## [WHAT IS EXPECTED]
Transcribe all of the material exactly.

## [Raw records]
>>>>

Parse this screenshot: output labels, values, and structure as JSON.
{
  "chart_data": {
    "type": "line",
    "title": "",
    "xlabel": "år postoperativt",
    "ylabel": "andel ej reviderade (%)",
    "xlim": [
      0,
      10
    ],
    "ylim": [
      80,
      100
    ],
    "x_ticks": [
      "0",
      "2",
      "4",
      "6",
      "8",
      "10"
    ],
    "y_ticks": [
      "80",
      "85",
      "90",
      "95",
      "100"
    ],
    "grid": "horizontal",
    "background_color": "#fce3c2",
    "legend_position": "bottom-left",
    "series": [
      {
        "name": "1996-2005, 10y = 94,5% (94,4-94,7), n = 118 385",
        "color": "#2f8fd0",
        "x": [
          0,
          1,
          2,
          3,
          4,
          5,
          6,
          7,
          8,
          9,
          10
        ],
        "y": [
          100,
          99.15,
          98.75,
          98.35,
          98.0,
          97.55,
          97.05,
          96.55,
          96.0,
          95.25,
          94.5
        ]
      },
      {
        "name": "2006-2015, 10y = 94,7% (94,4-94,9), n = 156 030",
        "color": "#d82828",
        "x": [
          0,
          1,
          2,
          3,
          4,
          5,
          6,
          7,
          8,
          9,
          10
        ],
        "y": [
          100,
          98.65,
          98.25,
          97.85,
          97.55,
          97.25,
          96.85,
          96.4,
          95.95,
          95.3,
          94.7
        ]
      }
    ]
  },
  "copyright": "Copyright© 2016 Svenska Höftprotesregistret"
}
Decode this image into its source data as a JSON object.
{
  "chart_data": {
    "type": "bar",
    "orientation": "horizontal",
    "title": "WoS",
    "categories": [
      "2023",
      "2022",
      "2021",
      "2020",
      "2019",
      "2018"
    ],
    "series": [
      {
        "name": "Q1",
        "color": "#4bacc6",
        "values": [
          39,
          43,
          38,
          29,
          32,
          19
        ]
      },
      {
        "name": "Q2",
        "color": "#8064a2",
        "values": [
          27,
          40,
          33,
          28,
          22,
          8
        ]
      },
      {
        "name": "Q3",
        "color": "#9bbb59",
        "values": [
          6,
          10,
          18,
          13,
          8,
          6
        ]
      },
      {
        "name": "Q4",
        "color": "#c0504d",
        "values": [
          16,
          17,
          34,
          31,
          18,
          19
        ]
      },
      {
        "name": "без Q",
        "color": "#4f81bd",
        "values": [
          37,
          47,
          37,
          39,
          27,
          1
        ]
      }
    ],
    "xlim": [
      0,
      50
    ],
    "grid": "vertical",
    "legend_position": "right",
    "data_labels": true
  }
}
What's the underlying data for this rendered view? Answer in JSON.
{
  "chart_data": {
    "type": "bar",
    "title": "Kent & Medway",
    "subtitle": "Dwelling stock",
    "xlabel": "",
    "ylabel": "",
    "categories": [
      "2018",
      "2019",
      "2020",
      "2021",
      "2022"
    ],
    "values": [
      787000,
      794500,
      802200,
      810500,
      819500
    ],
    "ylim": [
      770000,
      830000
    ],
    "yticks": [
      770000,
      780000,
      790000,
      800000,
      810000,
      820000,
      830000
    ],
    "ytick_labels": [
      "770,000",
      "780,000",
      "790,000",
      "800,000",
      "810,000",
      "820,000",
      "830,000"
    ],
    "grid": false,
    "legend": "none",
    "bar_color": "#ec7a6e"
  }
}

<<<<

## [ANSWER TO THE TASK]
Parse this screenshot: output labels, values, and structure as JSON.
{
  "chart_data": {
    "type": "line",
    "title": "",
    "xlabel": "år postoperativt",
    "ylabel": "andel ej reviderade (%)",
    "xlim": [
      0,
      10
    ],
    "ylim": [
      80,
      100
    ],
    "x_ticks": [
      "0",
      "2",
      "4",
      "6",
      "8",
      "10"
    ],
    "y_ticks": [
      "80",
      "85",
      "90",
      "95",
      "100"
    ],
    "grid": "horizontal",
    "background_color": "#fce3c2",
    "legend_position": "bottom-left",
    "series": [
      {
        "name": "1996-2005, 10y = 94,5% (94,4-94,7), n = 118 385",
        "color": "#2f8fd0",
        "x": [
          0,
          1,
          2,
          3,
          4,
          5,
          6,
          7,
          8,
          9,
          10
        ],
        "y": [
          100,
          99.15,
          98.75,
          98.35,
          98.0,
          97.55,
          97.05,
          96.55,
          96.0,
          95.25,
          94.5
        ]
      },
      {
        "name": "2006-2015, 10y = 94,7% (94,4-94,9), n = 156 030",
        "color": "#d82828",
        "x": [
          0,
          1,
          2,
          3,
          4,
          5,
          6,
          7,
          8,
          9,
          10
        ],
        "y": [
          100,
          98.65,
          98.25,
          97.85,
          97.55,
          97.25,
          96.85,
          96.4,
          95.95,
          95.3,
          94.7
        ]
      }
    ]
  },
  "copyright": "Copyright© 2016 Svenska Höftprotesregistret"
}
Decode this image into its source data as a JSON object.
{
  "chart_data": {
    "type": "bar",
    "orientation": "horizontal",
    "title": "WoS",
    "categories": [
      "2023",
      "2022",
      "2021",
      "2020",
      "2019",
      "2018"
    ],
    "series": [
      {
        "name": "Q1",
        "color": "#4bacc6",
        "values": [
          39,
          43,
          38,
          29,
          32,
          19
        ]
      },
      {
        "name": "Q2",
        "color": "#8064a2",
        "values": [
          27,
          40,
          33,
          28,
          22,
          8
        ]
      },
      {
        "name": "Q3",
        "color": "#9bbb59",
        "values": [
          6,
          10,
          18,
          13,
          8,
          6
        ]
      },
      {
        "name": "Q4",
        "color": "#c0504d",
        "values": [
          16,
          17,
          34,
          31,
          18,
          19
        ]
      },
      {
        "name": "без Q",
        "color": "#4f81bd",
        "values": [
          37,
          47,
          37,
          39,
          27,
          1
        ]
      }
    ],
    "xlim": [
      0,
      50
    ],
    "grid": "vertical",
    "legend_position": "right",
    "data_labels": true
  }
}
What's the underlying data for this rendered view? Answer in JSON.
{
  "chart_data": {
    "type": "bar",
    "title": "Kent & Medway",
    "subtitle": "Dwelling stock",
    "xlabel": "",
    "ylabel": "",
    "categories": [
      "2018",
      "2019",
      "2020",
      "2021",
      "2022"
    ],
    "values": [
      787000,
      794500,
      802200,
      810500,
      819500
    ],
    "ylim": [
      770000,
      830000
    ],
    "yticks": [
      770000,
      780000,
      790000,
      800000,
      810000,
      820000,
      830000
    ],
    "ytick_labels": [
      "770,000",
      "780,000",
      "790,000",
      "800,000",
      "810,000",
      "820,000",
      "830,000"
    ],
    "grid": false,
    "legend": "none",
    "bar_color": "#ec7a6e"
  }
}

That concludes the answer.